Testo fornito:
--

160_SOLO: A STAR WARS STORY Stati Uniti 2018; Regia di Ron Howard.
Cercare di capire quali siano stati i motivi
dell’allontanamento di Phil Lord e Chris Miller dalla regia di Solo: A Star Wars Story può anche essere
inutile; in fondo, al di là delle dichiarazioni anonime di un attore o di
qualche voce di corridoio, rimane poco e, in ogni caso, non si potrà mai sapere
se il nuovo spin off della saga stellare
avrebbe potuto essere qualcosa di concretamente diverso. E soprattutto di
realmente coinvolgente, appassionante e magari anche un pizzico sorprendente.
Perché, spiace naturalmente dirlo, il nuovo film di Guerre Stellari, poi diretto da Ron Howard, scivola via ponderatamente spettacolare certo,
magari non proprio rutilante come un banale blockbuster
hollywoodiano di recente produzione, ma insomma. Niente di grave, per carità; si
tratta di un film divertente e godibile, ma niente, o poco più, di questo.
Quando invece, sotto sotto, da quanto ha preso le redini di Star Wars, la
produzione Disney ci stava già abituando meglio: soprattutto il precedente ASWS (acronimo per A Star War Story, ovvero i film slegati dalla continuity e che approfondiscono temi o personaggi della saga), Rogue One, aveva davvero destato
un’ottima impressione. Ron Howard è un bravo regista, abituato anche alle grandi
produzioni, ma spesso il suo approccio può risultare eccessivamente omologato,
troppo conforme alla buona norma
mainstream. Se, in qualche circostanza, questo aspetto può anche essere
apprezzabile (in fondo è una forma di umiltà), in questo specifico caso, questo
suo evitare personali e autoriali sovraesposizioni, è decisamente un rischio.

--

Consegna 1:
Trascrivi parola per parola il passo della recensione di Solo: A Star Wars Story che parte da "Cercare di capire" e prosegue fino a "più, di questo.".
L'elenco non ha alcun rapporto con il testo.

--

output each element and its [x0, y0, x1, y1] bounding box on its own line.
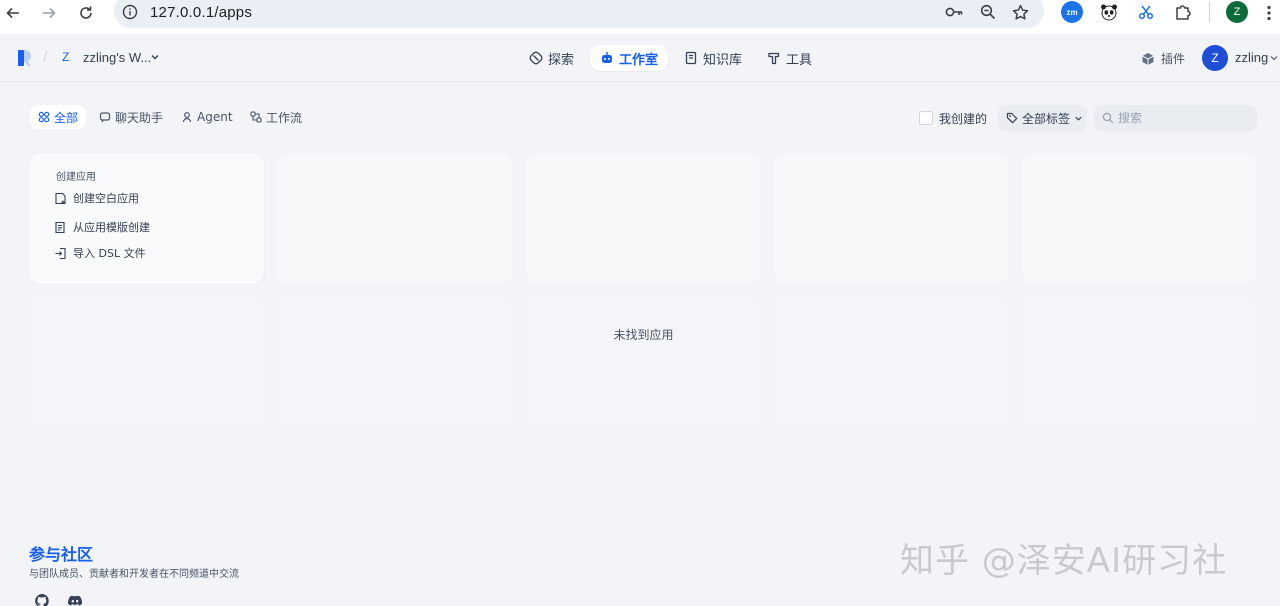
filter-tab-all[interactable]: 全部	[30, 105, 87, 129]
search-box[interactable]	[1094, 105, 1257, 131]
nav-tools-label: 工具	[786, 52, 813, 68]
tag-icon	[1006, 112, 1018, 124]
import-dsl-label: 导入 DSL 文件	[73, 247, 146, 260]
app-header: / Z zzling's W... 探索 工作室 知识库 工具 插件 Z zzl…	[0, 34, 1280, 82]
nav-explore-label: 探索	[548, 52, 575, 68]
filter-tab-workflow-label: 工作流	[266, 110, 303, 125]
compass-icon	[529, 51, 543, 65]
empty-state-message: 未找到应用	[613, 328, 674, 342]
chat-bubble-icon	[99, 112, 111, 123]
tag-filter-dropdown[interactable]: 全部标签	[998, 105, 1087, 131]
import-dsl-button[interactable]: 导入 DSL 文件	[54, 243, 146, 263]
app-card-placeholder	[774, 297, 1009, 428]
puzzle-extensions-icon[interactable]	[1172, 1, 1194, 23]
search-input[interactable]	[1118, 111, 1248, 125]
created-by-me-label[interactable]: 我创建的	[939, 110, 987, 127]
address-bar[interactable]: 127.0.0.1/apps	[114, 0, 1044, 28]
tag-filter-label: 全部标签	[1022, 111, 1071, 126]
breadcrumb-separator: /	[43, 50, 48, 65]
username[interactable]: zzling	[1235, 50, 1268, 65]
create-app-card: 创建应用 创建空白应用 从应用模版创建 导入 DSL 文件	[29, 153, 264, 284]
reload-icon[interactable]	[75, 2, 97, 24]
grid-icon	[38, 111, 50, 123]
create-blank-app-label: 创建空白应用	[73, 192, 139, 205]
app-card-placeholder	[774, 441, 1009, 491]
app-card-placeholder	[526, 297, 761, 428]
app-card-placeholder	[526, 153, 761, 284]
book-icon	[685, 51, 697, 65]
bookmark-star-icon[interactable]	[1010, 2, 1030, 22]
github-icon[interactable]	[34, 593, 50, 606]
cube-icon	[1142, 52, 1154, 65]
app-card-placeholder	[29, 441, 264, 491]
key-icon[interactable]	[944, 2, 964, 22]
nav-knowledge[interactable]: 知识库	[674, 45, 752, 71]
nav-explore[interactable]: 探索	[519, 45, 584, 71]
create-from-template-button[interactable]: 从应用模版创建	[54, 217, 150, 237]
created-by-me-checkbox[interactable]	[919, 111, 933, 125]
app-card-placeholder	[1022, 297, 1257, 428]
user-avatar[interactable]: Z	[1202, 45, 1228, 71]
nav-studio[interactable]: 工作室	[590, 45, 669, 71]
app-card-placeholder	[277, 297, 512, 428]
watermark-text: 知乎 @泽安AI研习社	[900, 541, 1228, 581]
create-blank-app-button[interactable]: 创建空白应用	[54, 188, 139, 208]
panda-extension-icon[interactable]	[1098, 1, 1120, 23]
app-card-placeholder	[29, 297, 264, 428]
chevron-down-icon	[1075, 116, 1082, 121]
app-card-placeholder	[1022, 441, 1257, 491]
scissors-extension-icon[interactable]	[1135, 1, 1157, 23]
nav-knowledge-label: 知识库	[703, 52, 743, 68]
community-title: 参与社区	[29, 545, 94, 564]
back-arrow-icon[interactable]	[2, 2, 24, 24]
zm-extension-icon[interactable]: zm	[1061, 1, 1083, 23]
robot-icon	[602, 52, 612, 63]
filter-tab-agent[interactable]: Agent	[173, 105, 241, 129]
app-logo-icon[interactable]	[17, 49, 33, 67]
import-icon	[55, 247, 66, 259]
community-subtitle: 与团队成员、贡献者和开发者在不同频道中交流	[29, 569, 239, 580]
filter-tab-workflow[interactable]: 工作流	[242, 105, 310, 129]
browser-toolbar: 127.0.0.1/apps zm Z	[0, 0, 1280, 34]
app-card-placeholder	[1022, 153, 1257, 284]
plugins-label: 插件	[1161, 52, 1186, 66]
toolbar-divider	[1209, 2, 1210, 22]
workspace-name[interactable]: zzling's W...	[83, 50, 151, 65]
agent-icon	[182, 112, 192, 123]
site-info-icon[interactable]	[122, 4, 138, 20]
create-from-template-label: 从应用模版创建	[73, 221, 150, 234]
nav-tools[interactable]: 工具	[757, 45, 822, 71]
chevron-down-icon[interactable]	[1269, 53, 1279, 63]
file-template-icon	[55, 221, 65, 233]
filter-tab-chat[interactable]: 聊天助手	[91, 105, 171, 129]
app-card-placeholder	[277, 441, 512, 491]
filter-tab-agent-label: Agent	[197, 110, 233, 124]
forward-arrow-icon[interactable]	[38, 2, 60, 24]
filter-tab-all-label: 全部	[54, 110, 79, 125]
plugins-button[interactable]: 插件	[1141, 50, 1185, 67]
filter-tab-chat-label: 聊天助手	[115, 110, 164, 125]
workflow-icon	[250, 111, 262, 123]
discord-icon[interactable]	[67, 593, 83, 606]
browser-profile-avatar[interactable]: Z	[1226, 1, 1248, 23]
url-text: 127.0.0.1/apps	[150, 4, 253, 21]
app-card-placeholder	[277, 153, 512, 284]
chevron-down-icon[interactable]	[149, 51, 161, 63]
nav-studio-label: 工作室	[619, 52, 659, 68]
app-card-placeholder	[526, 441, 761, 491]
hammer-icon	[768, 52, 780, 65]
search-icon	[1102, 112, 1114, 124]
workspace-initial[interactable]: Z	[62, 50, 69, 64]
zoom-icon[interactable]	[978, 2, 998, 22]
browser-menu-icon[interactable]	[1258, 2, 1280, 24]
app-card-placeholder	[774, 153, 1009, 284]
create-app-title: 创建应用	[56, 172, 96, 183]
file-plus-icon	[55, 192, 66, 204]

--

Consegna 2:
Converti in una lista JSON di stringhe, una per riga e senza righe vuote, le righe dell'elenco che vanno da quella con "105, 87, 129]" fino a quella con "328, 674, 342]", entrambe comprese.

Risposta scritta 1:
Cercare di capire quali siano stati i motivi
dell’allontanamento di Phil Lord e Chris Miller dalla regia di Solo: A Star Wars Story può anche essere
inutile; in fondo, al di là delle dichiarazioni anonime di un attore o di
qualche voce di corridoio, rimane poco e, in ogni caso, non si potrà mai sapere
se il nuovo spin off della saga stellare
avrebbe potuto essere qualcosa di concretamente diverso. E soprattutto di
realmente coinvolgente, appassionante e magari anche un pizzico sorprendente.
Perché, spiace naturalmente dirlo, il nuovo film di Guerre Stellari, poi diretto da Ron Howard, scivola via ponderatamente spettacolare certo,
magari non proprio rutilante come un banale blockbuster
hollywoodiano di recente produzione, ma insomma. Niente di grave, per carità; si
tratta di un film divertente e godibile, ma niente, o poco più, di questo.

Risposta scritta 2:
[
  "filter-tab-all[interactable]: 全部\t[30, 105, 87, 129]",
  "search-box[interactable]\t[1094, 105, 1257, 131]",
  "nav-tools-label: 工具\t[786, 52, 813, 68]",
  "tag-icon\t[1006, 112, 1018, 124]",
  "import-dsl-label: 导入 DSL 文件\t[73, 247, 146, 260]",
  "app-header: / Z zzling's W... 探索 工作室 知识库 工具 插件 Z zzl…\t[0, 34, 1280, 82]",
  "nav-explore-label: 探索\t[548, 52, 575, 68]",
  "filter-tab-workflow-label: 工作流\t[266, 110, 303, 125]",
  "compass-icon\t[529, 51, 543, 65]",
  "empty-state-message: 未找到应用\t[613, 328, 674, 342]"
]